◆ Records shown:
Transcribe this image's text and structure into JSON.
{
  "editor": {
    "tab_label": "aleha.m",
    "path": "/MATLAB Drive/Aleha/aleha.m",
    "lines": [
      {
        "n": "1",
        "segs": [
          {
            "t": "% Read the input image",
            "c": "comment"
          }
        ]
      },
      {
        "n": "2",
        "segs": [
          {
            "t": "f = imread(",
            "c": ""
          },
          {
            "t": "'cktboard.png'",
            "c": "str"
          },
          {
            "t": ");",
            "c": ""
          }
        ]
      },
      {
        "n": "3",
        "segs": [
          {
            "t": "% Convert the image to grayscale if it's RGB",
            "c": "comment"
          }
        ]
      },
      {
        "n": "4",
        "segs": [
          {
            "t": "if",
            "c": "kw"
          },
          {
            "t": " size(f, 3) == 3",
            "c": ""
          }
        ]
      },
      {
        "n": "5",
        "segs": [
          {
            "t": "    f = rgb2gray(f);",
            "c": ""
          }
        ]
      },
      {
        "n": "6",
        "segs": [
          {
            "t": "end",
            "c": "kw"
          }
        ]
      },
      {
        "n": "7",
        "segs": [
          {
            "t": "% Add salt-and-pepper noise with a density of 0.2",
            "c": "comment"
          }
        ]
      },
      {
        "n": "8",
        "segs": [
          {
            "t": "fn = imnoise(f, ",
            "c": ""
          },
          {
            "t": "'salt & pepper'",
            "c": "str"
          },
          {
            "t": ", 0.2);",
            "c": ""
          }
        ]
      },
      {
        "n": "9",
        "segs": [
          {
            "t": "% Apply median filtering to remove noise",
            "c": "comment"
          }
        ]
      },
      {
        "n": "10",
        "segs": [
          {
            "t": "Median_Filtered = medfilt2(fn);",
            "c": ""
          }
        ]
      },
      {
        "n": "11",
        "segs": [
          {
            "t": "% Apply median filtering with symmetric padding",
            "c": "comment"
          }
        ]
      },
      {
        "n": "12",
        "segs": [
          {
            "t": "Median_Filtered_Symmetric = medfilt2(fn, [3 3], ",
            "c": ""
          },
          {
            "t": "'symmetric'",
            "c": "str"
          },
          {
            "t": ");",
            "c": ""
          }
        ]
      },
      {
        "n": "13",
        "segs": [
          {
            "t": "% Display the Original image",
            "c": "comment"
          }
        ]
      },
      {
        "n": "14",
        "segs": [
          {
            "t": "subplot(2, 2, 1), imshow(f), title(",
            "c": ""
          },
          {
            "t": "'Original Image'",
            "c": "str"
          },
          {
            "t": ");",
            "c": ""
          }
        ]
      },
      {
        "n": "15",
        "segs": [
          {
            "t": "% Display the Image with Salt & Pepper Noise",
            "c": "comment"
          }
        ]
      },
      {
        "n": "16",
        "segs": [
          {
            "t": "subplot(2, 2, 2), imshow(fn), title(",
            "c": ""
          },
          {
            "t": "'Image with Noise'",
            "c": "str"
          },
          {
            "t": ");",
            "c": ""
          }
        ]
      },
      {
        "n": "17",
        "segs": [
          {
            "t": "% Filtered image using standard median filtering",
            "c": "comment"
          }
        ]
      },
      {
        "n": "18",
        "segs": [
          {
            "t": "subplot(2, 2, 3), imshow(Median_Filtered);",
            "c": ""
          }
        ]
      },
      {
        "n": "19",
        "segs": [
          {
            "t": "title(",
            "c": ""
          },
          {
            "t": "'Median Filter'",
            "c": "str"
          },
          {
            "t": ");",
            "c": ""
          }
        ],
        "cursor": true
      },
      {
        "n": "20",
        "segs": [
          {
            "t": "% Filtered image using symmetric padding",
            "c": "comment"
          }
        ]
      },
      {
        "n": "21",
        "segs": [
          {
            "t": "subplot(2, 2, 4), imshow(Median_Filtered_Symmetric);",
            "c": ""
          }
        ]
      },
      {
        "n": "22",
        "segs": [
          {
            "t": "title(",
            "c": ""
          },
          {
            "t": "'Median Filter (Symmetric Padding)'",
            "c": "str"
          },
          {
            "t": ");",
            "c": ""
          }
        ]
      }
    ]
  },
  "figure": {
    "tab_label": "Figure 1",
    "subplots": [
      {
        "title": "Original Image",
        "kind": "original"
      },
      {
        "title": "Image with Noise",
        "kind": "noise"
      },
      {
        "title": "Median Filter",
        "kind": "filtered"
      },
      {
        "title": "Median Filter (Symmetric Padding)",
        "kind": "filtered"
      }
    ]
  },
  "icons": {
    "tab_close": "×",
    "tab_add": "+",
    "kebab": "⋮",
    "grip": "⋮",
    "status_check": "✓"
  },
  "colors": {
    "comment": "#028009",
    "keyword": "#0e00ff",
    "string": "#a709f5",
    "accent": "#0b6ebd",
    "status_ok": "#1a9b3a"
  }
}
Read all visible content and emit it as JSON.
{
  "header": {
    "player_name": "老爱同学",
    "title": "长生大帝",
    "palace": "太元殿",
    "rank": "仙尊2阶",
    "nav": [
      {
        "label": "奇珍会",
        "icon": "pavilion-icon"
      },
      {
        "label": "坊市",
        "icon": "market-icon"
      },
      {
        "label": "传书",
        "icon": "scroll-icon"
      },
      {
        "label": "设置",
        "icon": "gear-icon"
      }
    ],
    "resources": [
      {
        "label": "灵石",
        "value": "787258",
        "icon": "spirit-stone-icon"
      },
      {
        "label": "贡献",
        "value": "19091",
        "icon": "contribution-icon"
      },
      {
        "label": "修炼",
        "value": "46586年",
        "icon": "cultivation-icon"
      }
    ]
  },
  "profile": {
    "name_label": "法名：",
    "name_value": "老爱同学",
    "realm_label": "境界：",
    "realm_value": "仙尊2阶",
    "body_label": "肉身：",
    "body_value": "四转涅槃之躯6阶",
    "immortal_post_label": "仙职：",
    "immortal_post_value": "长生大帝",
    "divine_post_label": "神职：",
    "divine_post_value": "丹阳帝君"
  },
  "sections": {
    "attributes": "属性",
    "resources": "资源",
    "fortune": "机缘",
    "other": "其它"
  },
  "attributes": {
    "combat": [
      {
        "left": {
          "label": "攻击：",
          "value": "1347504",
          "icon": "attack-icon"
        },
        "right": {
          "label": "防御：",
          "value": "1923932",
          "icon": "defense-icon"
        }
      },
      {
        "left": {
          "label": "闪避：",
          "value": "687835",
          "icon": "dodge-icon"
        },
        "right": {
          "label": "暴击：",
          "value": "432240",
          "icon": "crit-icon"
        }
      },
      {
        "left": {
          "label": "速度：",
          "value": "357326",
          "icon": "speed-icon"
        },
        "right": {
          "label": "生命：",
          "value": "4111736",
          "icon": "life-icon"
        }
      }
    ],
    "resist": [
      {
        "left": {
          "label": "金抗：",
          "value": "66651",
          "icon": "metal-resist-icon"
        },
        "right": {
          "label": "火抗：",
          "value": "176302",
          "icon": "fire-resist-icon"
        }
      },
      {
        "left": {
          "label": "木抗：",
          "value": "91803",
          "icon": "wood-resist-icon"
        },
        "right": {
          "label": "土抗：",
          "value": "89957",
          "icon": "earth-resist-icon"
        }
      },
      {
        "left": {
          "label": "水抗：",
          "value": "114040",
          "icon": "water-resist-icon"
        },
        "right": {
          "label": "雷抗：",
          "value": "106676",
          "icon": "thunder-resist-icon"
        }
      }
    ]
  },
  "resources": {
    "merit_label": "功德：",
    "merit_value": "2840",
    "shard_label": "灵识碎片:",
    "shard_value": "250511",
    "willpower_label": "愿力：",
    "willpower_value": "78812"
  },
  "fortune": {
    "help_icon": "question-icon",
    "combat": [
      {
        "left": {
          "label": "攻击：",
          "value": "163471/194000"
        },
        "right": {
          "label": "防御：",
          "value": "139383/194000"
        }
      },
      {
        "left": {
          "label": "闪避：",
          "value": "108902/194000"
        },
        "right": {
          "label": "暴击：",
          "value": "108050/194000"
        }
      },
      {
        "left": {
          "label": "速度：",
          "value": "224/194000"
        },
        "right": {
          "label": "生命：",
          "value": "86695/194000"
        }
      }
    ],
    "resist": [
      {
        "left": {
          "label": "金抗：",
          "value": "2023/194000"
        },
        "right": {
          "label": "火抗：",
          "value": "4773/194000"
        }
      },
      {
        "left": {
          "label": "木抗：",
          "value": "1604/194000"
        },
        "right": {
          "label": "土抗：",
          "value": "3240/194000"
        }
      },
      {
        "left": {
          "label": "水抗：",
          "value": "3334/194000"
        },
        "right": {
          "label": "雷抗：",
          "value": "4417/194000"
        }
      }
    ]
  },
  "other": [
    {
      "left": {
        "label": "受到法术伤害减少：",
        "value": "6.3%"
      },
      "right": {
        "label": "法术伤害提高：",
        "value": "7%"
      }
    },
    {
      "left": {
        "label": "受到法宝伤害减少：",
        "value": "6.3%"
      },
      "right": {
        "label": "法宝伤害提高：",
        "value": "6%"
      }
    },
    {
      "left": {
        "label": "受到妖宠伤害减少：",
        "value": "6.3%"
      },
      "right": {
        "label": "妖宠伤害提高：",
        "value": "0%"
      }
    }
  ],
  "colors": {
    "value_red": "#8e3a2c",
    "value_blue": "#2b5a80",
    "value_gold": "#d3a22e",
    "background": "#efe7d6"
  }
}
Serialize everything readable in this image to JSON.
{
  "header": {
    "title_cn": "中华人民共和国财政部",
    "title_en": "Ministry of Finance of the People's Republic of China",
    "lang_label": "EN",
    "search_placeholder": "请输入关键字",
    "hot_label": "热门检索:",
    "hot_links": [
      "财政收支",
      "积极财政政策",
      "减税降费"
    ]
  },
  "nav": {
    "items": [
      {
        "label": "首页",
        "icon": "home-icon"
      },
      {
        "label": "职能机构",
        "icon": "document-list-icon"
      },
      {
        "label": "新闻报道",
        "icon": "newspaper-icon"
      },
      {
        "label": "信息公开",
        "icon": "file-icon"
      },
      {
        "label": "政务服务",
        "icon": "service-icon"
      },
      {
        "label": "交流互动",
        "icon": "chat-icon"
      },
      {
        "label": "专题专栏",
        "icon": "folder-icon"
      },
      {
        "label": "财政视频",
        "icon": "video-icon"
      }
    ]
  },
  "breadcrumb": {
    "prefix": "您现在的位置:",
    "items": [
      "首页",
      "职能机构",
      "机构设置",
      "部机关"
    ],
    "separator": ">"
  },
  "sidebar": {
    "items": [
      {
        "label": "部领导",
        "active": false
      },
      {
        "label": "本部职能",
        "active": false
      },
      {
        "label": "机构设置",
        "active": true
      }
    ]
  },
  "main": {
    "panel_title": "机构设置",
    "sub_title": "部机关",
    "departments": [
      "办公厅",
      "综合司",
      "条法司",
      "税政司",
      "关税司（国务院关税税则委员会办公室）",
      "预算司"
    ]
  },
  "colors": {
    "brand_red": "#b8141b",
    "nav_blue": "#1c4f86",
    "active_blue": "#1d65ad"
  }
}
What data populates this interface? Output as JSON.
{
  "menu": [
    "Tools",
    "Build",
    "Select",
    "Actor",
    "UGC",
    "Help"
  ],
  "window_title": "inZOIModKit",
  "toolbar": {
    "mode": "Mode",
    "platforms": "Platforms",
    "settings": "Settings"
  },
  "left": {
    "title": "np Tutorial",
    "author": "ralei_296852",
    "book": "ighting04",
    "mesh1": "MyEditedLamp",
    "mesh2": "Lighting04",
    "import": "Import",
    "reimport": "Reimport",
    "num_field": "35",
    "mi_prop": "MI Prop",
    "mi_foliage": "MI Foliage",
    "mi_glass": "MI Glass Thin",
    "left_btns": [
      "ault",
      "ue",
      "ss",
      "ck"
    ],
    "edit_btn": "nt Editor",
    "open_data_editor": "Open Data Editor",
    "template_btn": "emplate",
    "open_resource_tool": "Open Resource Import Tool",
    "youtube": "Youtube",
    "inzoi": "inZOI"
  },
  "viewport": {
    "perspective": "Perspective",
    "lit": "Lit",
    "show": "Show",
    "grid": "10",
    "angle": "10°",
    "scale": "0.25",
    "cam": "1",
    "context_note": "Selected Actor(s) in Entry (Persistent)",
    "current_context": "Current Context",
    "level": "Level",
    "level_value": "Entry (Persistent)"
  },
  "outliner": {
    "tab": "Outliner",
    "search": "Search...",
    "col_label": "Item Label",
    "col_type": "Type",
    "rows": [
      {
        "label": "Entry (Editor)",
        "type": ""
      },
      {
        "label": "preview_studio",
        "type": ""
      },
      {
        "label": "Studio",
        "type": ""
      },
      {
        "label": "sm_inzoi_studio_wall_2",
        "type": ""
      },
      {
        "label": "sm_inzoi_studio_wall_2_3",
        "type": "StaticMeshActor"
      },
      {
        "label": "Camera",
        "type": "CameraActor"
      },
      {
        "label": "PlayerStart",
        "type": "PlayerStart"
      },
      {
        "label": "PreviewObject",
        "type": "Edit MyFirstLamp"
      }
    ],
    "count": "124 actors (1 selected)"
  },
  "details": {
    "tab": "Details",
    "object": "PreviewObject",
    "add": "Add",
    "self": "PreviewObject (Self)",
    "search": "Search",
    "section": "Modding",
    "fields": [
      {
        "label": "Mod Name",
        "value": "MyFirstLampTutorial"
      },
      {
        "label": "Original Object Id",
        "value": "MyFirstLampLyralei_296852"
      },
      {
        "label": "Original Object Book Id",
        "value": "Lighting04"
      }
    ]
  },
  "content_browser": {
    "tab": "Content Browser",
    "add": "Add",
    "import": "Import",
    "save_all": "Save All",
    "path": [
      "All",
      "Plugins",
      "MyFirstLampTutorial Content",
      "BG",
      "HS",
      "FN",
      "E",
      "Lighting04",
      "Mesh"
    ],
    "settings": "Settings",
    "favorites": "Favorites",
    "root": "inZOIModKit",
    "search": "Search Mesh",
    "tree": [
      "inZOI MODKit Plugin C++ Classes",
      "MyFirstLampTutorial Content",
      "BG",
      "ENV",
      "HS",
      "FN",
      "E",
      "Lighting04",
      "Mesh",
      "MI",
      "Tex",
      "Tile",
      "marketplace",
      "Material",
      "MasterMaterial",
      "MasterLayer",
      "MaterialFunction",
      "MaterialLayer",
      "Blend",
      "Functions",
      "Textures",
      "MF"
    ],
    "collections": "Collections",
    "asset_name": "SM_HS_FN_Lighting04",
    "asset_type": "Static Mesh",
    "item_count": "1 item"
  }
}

◆ Work instructions:
Return all the lines that contain the string "imshow".

◆ The completed task:
            "t": "subplot(2, 2, 1), imshow(f), title(",
            "t": "subplot(2, 2, 2), imshow(fn), title(",
            "t": "subplot(2, 2, 3), imshow(Median_Filtered);",
            "t": "subplot(2, 2, 4), imshow(Median_Filtered_Symmetric);",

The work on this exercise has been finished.